[Stored entries]

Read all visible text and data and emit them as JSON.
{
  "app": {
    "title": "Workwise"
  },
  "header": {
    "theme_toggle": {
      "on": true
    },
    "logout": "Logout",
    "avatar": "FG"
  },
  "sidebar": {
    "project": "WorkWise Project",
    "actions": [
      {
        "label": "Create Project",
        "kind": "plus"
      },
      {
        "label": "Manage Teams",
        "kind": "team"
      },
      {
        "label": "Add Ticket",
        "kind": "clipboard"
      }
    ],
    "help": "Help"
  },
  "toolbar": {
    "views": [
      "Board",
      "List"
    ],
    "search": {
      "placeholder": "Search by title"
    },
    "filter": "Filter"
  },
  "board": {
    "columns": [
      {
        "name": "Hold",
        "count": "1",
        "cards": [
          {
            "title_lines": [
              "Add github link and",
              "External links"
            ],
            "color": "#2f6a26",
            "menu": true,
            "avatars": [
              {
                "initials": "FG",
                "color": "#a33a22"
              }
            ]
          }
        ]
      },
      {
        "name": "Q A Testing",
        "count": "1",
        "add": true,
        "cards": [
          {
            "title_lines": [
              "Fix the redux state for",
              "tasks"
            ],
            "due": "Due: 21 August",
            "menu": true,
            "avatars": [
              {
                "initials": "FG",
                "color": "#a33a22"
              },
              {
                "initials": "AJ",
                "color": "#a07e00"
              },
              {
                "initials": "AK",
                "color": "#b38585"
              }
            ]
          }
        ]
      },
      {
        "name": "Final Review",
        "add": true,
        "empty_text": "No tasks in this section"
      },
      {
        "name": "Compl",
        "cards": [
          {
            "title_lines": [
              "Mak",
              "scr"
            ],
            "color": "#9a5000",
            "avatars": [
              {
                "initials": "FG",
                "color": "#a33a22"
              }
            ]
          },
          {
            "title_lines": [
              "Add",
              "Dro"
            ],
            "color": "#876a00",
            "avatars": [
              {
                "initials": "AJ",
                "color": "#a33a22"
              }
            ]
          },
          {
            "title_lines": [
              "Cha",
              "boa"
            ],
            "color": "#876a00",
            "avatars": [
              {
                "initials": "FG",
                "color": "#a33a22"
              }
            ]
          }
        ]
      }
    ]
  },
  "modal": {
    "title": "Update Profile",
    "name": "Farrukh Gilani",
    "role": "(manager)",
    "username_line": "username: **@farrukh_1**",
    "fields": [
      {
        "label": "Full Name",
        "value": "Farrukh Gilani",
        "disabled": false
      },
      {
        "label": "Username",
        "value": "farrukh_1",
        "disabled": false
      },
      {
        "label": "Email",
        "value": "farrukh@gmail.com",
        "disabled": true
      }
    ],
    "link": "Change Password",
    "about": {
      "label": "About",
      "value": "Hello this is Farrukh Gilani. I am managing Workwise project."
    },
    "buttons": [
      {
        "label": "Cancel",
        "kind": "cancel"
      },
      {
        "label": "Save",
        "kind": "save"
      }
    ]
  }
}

**YOUR INSTRUCTIONS:**
Reproduce the data in full, exactly as presented.

**TASK OUTPUT:**
Read all visible text and data and emit them as JSON.
{
  "app": {
    "title": "Workwise"
  },
  "header": {
    "theme_toggle": {
      "on": true
    },
    "logout": "Logout",
    "avatar": "FG"
  },
  "sidebar": {
    "project": "WorkWise Project",
    "actions": [
      {
        "label": "Create Project",
        "kind": "plus"
      },
      {
        "label": "Manage Teams",
        "kind": "team"
      },
      {
        "label": "Add Ticket",
        "kind": "clipboard"
      }
    ],
    "help": "Help"
  },
  "toolbar": {
    "views": [
      "Board",
      "List"
    ],
    "search": {
      "placeholder": "Search by title"
    },
    "filter": "Filter"
  },
  "board": {
    "columns": [
      {
        "name": "Hold",
        "count": "1",
        "cards": [
          {
            "title_lines": [
              "Add github link and",
              "External links"
            ],
            "color": "#2f6a26",
            "menu": true,
            "avatars": [
              {
                "initials": "FG",
                "color": "#a33a22"
              }
            ]
          }
        ]
      },
      {
        "name": "Q A Testing",
        "count": "1",
        "add": true,
        "cards": [
          {
            "title_lines": [
              "Fix the redux state for",
              "tasks"
            ],
            "due": "Due: 21 August",
            "menu": true,
            "avatars": [
              {
                "initials": "FG",
                "color": "#a33a22"
              },
              {
                "initials": "AJ",
                "color": "#a07e00"
              },
              {
                "initials": "AK",
                "color": "#b38585"
              }
            ]
          }
        ]
      },
      {
        "name": "Final Review",
        "add": true,
        "empty_text": "No tasks in this section"
      },
      {
        "name": "Compl",
        "cards": [
          {
            "title_lines": [
              "Mak",
              "scr"
            ],
            "color": "#9a5000",
            "avatars": [
              {
                "initials": "FG",
                "color": "#a33a22"
              }
            ]
          },
          {
            "title_lines": [
              "Add",
              "Dro"
            ],
            "color": "#876a00",
            "avatars": [
              {
                "initials": "AJ",
                "color": "#a33a22"
              }
            ]
          },
          {
            "title_lines": [
              "Cha",
              "boa"
            ],
            "color": "#876a00",
            "avatars": [
              {
                "initials": "FG",
                "color": "#a33a22"
              }
            ]
          }
        ]
      }
    ]
  },
  "modal": {
    "title": "Update Profile",
    "name": "Farrukh Gilani",
    "role": "(manager)",
    "username_line": "username: **@farrukh_1**",
    "fields": [
      {
        "label": "Full Name",
        "value": "Farrukh Gilani",
        "disabled": false
      },
      {
        "label": "Username",
        "value": "farrukh_1",
        "disabled": false
      },
      {
        "label": "Email",
        "value": "farrukh@gmail.com",
        "disabled": true
      }
    ],
    "link": "Change Password",
    "about": {
      "label": "About",
      "value": "Hello this is Farrukh Gilani. I am managing Workwise project."
    },
    "buttons": [
      {
        "label": "Cancel",
        "kind": "cancel"
      },
      {
        "label": "Save",
        "kind": "save"
      }
    ]
  }
}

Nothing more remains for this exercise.